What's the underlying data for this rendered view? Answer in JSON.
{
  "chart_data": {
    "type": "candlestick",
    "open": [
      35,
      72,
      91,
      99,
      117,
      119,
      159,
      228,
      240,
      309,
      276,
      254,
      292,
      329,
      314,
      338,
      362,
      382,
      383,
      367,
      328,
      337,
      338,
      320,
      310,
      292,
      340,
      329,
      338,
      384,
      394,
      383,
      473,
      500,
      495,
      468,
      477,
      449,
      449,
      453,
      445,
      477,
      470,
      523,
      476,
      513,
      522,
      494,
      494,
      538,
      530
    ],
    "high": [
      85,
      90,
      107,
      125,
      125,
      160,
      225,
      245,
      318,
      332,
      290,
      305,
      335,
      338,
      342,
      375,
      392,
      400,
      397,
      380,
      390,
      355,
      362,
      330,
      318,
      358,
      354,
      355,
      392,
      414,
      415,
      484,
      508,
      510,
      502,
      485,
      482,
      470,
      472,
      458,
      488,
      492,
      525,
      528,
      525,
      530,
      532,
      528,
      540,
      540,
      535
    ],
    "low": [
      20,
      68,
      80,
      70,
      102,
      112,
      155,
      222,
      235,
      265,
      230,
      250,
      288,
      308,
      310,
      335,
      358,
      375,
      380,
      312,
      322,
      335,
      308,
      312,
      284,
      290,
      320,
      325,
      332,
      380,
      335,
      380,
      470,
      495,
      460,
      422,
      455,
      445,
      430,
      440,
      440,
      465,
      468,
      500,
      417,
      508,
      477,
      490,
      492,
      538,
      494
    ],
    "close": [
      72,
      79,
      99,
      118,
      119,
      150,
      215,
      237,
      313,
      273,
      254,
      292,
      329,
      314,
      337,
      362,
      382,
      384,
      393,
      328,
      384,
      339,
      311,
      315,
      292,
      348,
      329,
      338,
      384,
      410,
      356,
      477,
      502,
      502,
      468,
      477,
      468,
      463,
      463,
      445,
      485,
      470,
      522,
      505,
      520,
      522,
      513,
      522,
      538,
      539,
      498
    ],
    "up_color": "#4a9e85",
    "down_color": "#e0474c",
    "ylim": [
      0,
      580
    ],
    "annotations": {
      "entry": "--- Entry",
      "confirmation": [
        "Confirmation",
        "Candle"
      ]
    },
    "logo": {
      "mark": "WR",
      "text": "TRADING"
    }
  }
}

OBJECTIVE.
Write down the full listing again, exactly.

FULL RESPONSE.
What's the underlying data for this rendered view? Answer in JSON.
{
  "chart_data": {
    "type": "candlestick",
    "open": [
      35,
      72,
      91,
      99,
      117,
      119,
      159,
      228,
      240,
      309,
      276,
      254,
      292,
      329,
      314,
      338,
      362,
      382,
      383,
      367,
      328,
      337,
      338,
      320,
      310,
      292,
      340,
      329,
      338,
      384,
      394,
      383,
      473,
      500,
      495,
      468,
      477,
      449,
      449,
      453,
      445,
      477,
      470,
      523,
      476,
      513,
      522,
      494,
      494,
      538,
      530
    ],
    "high": [
      85,
      90,
      107,
      125,
      125,
      160,
      225,
      245,
      318,
      332,
      290,
      305,
      335,
      338,
      342,
      375,
      392,
      400,
      397,
      380,
      390,
      355,
      362,
      330,
      318,
      358,
      354,
      355,
      392,
      414,
      415,
      484,
      508,
      510,
      502,
      485,
      482,
      470,
      472,
      458,
      488,
      492,
      525,
      528,
      525,
      530,
      532,
      528,
      540,
      540,
      535
    ],
    "low": [
      20,
      68,
      80,
      70,
      102,
      112,
      155,
      222,
      235,
      265,
      230,
      250,
      288,
      308,
      310,
      335,
      358,
      375,
      380,
      312,
      322,
      335,
      308,
      312,
      284,
      290,
      320,
      325,
      332,
      380,
      335,
      380,
      470,
      495,
      460,
      422,
      455,
      445,
      430,
      440,
      440,
      465,
      468,
      500,
      417,
      508,
      477,
      490,
      492,
      538,
      494
    ],
    "close": [
      72,
      79,
      99,
      118,
      119,
      150,
      215,
      237,
      313,
      273,
      254,
      292,
      329,
      314,
      337,
      362,
      382,
      384,
      393,
      328,
      384,
      339,
      311,
      315,
      292,
      348,
      329,
      338,
      384,
      410,
      356,
      477,
      502,
      502,
      468,
      477,
      468,
      463,
      463,
      445,
      485,
      470,
      522,
      505,
      520,
      522,
      513,
      522,
      538,
      539,
      498
    ],
    "up_color": "#4a9e85",
    "down_color": "#e0474c",
    "ylim": [
      0,
      580
    ],
    "annotations": {
      "entry": "--- Entry",
      "confirmation": [
        "Confirmation",
        "Candle"
      ]
    },
    "logo": {
      "mark": "WR",
      "text": "TRADING"
    }
  }
}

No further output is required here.